To do :: Please rewrite the stretch of the data from its start through the line containing "y-tick-label: 0.025 xyxy=(324,39,340,47)", swapping "y-tick-label" for "y-axis-tick" and leaving everything else unchanged.

* BEGIN Supplied information *

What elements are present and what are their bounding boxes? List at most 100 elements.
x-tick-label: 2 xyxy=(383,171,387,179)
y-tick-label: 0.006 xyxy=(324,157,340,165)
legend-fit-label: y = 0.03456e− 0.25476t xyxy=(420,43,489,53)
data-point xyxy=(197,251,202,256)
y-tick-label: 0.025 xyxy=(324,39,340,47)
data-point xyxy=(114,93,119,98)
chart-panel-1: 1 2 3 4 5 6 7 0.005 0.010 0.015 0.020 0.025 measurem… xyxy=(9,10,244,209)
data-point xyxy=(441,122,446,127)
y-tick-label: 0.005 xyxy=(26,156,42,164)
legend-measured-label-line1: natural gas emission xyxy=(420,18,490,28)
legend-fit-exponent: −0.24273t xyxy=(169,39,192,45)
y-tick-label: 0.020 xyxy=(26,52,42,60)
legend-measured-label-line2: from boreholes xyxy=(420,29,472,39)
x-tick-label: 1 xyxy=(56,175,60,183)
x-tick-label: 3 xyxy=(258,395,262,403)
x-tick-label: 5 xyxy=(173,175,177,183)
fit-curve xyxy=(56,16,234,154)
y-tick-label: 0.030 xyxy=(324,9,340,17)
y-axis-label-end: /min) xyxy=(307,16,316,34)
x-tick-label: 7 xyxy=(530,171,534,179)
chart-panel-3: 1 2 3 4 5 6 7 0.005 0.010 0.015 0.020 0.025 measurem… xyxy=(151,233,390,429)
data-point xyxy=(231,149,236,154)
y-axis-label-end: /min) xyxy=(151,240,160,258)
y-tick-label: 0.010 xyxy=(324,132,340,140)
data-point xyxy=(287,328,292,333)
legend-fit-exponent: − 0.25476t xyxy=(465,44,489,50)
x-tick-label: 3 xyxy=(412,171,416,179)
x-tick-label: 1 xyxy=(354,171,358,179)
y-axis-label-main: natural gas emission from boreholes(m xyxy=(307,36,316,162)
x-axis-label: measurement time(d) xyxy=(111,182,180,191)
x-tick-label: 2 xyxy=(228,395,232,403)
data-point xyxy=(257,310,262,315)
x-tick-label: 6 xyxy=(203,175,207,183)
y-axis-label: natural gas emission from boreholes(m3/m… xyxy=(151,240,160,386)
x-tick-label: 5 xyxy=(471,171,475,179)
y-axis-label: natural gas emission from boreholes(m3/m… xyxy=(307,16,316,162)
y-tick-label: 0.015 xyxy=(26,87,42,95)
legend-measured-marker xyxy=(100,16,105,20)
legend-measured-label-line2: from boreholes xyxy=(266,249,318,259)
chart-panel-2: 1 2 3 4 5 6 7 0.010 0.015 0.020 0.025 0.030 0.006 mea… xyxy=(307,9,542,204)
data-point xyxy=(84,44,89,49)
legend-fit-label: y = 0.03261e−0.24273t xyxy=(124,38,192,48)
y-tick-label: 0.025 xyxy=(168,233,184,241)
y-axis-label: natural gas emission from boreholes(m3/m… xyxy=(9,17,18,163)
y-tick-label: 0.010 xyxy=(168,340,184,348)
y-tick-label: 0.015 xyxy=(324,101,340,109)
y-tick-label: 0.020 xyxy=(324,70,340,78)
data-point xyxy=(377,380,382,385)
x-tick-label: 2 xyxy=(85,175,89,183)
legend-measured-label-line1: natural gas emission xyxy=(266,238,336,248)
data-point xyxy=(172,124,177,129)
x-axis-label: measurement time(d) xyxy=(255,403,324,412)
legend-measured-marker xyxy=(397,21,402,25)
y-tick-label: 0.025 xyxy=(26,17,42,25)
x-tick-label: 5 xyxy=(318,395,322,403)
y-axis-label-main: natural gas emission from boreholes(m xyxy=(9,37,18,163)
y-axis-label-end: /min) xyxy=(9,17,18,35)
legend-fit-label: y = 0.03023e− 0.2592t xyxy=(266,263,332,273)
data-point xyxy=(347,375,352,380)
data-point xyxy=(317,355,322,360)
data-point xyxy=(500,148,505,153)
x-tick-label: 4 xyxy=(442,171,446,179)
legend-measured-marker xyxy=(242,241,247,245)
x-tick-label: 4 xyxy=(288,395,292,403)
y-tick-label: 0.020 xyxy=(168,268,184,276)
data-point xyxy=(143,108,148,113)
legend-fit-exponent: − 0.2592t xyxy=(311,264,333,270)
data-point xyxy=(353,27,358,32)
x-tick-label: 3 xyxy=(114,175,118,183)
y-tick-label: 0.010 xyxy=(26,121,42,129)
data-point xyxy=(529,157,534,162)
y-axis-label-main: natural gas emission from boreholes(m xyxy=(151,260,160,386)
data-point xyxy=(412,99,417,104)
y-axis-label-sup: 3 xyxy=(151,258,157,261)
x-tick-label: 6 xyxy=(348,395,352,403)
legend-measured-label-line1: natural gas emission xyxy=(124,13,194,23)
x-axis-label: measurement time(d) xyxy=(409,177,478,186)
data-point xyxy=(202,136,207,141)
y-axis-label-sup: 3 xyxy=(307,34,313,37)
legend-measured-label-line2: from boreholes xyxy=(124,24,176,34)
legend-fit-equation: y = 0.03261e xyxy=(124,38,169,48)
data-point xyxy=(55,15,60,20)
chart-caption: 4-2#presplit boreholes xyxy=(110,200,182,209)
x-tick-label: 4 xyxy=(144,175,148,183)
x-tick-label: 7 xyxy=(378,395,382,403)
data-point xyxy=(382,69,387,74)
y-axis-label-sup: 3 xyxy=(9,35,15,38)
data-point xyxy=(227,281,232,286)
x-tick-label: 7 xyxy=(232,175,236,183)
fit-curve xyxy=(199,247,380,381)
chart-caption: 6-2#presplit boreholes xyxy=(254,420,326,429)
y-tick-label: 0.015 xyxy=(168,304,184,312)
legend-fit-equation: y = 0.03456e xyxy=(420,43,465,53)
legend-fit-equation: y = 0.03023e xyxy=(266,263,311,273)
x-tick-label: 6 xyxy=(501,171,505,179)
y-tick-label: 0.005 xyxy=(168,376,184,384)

* END Supplied information *

Correct answer ::
What elements are present and what are their bounding boxes? List at most 100 elements.
x-tick-label: 2 xyxy=(383,171,387,179)
y-axis-tick: 0.006 xyxy=(324,157,340,165)
legend-fit-label: y = 0.03456e− 0.25476t xyxy=(420,43,489,53)
data-point xyxy=(197,251,202,256)
y-axis-tick: 0.025 xyxy=(324,39,340,47)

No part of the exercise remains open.